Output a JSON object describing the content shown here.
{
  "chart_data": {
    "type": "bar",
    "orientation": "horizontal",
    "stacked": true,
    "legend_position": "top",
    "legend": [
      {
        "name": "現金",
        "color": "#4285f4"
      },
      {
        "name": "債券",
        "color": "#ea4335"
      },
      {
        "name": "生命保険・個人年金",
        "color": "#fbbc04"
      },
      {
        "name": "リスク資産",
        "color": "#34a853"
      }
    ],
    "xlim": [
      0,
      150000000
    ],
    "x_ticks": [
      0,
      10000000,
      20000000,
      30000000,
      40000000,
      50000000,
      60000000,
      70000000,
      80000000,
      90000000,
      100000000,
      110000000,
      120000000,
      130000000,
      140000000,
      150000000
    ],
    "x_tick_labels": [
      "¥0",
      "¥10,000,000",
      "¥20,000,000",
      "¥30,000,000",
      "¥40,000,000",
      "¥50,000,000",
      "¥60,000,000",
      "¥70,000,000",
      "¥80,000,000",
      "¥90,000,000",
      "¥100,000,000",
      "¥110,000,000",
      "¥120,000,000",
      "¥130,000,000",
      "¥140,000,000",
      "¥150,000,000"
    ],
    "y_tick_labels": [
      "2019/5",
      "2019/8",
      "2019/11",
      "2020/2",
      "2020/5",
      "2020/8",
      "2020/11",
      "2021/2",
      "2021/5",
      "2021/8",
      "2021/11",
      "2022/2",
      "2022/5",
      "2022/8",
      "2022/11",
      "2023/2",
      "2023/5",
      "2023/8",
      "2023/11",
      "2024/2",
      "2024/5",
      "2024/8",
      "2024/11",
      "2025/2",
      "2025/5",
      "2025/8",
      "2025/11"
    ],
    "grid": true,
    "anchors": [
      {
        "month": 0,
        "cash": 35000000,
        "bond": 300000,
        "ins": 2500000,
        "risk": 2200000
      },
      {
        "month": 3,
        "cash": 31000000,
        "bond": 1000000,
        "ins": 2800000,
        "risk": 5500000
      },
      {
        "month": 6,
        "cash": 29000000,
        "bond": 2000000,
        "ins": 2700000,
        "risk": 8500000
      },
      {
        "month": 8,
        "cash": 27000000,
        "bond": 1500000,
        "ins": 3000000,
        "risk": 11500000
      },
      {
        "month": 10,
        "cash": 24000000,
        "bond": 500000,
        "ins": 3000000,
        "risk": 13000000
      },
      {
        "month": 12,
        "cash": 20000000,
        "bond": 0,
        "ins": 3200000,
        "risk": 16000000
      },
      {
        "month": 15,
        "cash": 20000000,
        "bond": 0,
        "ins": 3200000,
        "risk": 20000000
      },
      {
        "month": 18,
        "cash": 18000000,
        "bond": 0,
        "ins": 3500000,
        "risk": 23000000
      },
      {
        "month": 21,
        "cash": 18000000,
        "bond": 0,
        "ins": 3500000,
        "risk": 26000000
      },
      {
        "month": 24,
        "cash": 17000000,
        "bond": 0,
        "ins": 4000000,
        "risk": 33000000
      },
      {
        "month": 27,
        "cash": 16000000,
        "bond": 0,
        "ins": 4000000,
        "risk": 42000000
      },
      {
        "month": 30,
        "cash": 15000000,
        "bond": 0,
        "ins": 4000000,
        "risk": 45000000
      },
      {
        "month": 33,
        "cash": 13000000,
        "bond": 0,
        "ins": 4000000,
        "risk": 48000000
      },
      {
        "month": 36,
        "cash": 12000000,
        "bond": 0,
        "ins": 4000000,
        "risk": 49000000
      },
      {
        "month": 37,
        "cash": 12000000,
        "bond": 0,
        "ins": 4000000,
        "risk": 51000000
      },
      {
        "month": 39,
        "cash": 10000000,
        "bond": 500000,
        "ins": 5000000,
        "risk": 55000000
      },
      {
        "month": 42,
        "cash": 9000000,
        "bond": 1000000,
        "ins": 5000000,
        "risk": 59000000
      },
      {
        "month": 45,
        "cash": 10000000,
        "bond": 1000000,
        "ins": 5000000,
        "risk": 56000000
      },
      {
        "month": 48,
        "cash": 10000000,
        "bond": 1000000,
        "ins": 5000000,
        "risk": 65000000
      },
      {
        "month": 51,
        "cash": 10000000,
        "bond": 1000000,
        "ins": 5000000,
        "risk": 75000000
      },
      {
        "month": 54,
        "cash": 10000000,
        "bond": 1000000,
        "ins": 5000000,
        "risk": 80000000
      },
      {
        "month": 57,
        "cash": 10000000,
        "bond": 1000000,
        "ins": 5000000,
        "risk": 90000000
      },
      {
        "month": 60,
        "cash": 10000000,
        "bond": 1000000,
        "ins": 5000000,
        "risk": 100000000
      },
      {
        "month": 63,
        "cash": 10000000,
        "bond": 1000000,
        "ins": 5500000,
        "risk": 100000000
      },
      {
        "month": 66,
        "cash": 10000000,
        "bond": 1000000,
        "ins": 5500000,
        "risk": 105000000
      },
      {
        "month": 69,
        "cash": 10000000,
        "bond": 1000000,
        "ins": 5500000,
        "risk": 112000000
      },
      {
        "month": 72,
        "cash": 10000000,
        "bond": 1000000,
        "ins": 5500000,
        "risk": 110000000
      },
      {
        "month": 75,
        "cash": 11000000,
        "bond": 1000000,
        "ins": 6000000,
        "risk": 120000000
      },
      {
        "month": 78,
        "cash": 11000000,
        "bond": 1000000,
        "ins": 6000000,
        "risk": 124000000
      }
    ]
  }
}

━━━━━━━━━━━━━━━━━━━━━━━━━━━━━━

• **TASK GOAL**: Restate each record word for word.

• **SOLUTION FOR THIS PROBLEM**:
Output a JSON object describing the content shown here.
{
  "chart_data": {
    "type": "bar",
    "orientation": "horizontal",
    "stacked": true,
    "legend_position": "top",
    "legend": [
      {
        "name": "現金",
        "color": "#4285f4"
      },
      {
        "name": "債券",
        "color": "#ea4335"
      },
      {
        "name": "生命保険・個人年金",
        "color": "#fbbc04"
      },
      {
        "name": "リスク資産",
        "color": "#34a853"
      }
    ],
    "xlim": [
      0,
      150000000
    ],
    "x_ticks": [
      0,
      10000000,
      20000000,
      30000000,
      40000000,
      50000000,
      60000000,
      70000000,
      80000000,
      90000000,
      100000000,
      110000000,
      120000000,
      130000000,
      140000000,
      150000000
    ],
    "x_tick_labels": [
      "¥0",
      "¥10,000,000",
      "¥20,000,000",
      "¥30,000,000",
      "¥40,000,000",
      "¥50,000,000",
      "¥60,000,000",
      "¥70,000,000",
      "¥80,000,000",
      "¥90,000,000",
      "¥100,000,000",
      "¥110,000,000",
      "¥120,000,000",
      "¥130,000,000",
      "¥140,000,000",
      "¥150,000,000"
    ],
    "y_tick_labels": [
      "2019/5",
      "2019/8",
      "2019/11",
      "2020/2",
      "2020/5",
      "2020/8",
      "2020/11",
      "2021/2",
      "2021/5",
      "2021/8",
      "2021/11",
      "2022/2",
      "2022/5",
      "2022/8",
      "2022/11",
      "2023/2",
      "2023/5",
      "2023/8",
      "2023/11",
      "2024/2",
      "2024/5",
      "2024/8",
      "2024/11",
      "2025/2",
      "2025/5",
      "2025/8",
      "2025/11"
    ],
    "grid": true,
    "anchors": [
      {
        "month": 0,
        "cash": 35000000,
        "bond": 300000,
        "ins": 2500000,
        "risk": 2200000
      },
      {
        "month": 3,
        "cash": 31000000,
        "bond": 1000000,
        "ins": 2800000,
        "risk": 5500000
      },
      {
        "month": 6,
        "cash": 29000000,
        "bond": 2000000,
        "ins": 2700000,
        "risk": 8500000
      },
      {
        "month": 8,
        "cash": 27000000,
        "bond": 1500000,
        "ins": 3000000,
        "risk": 11500000
      },
      {
        "month": 10,
        "cash": 24000000,
        "bond": 500000,
        "ins": 3000000,
        "risk": 13000000
      },
      {
        "month": 12,
        "cash": 20000000,
        "bond": 0,
        "ins": 3200000,
        "risk": 16000000
      },
      {
        "month": 15,
        "cash": 20000000,
        "bond": 0,
        "ins": 3200000,
        "risk": 20000000
      },
      {
        "month": 18,
        "cash": 18000000,
        "bond": 0,
        "ins": 3500000,
        "risk": 23000000
      },
      {
        "month": 21,
        "cash": 18000000,
        "bond": 0,
        "ins": 3500000,
        "risk": 26000000
      },
      {
        "month": 24,
        "cash": 17000000,
        "bond": 0,
        "ins": 4000000,
        "risk": 33000000
      },
      {
        "month": 27,
        "cash": 16000000,
        "bond": 0,
        "ins": 4000000,
        "risk": 42000000
      },
      {
        "month": 30,
        "cash": 15000000,
        "bond": 0,
        "ins": 4000000,
        "risk": 45000000
      },
      {
        "month": 33,
        "cash": 13000000,
        "bond": 0,
        "ins": 4000000,
        "risk": 48000000
      },
      {
        "month": 36,
        "cash": 12000000,
        "bond": 0,
        "ins": 4000000,
        "risk": 49000000
      },
      {
        "month": 37,
        "cash": 12000000,
        "bond": 0,
        "ins": 4000000,
        "risk": 51000000
      },
      {
        "month": 39,
        "cash": 10000000,
        "bond": 500000,
        "ins": 5000000,
        "risk": 55000000
      },
      {
        "month": 42,
        "cash": 9000000,
        "bond": 1000000,
        "ins": 5000000,
        "risk": 59000000
      },
      {
        "month": 45,
        "cash": 10000000,
        "bond": 1000000,
        "ins": 5000000,
        "risk": 56000000
      },
      {
        "month": 48,
        "cash": 10000000,
        "bond": 1000000,
        "ins": 5000000,
        "risk": 65000000
      },
      {
        "month": 51,
        "cash": 10000000,
        "bond": 1000000,
        "ins": 5000000,
        "risk": 75000000
      },
      {
        "month": 54,
        "cash": 10000000,
        "bond": 1000000,
        "ins": 5000000,
        "risk": 80000000
      },
      {
        "month": 57,
        "cash": 10000000,
        "bond": 1000000,
        "ins": 5000000,
        "risk": 90000000
      },
      {
        "month": 60,
        "cash": 10000000,
        "bond": 1000000,
        "ins": 5000000,
        "risk": 100000000
      },
      {
        "month": 63,
        "cash": 10000000,
        "bond": 1000000,
        "ins": 5500000,
        "risk": 100000000
      },
      {
        "month": 66,
        "cash": 10000000,
        "bond": 1000000,
        "ins": 5500000,
        "risk": 105000000
      },
      {
        "month": 69,
        "cash": 10000000,
        "bond": 1000000,
        "ins": 5500000,
        "risk": 112000000
      },
      {
        "month": 72,
        "cash": 10000000,
        "bond": 1000000,
        "ins": 5500000,
        "risk": 110000000
      },
      {
        "month": 75,
        "cash": 11000000,
        "bond": 1000000,
        "ins": 6000000,
        "risk": 120000000
      },
      {
        "month": 78,
        "cash": 11000000,
        "bond": 1000000,
        "ins": 6000000,
        "risk": 124000000
      }
    ]
  }
}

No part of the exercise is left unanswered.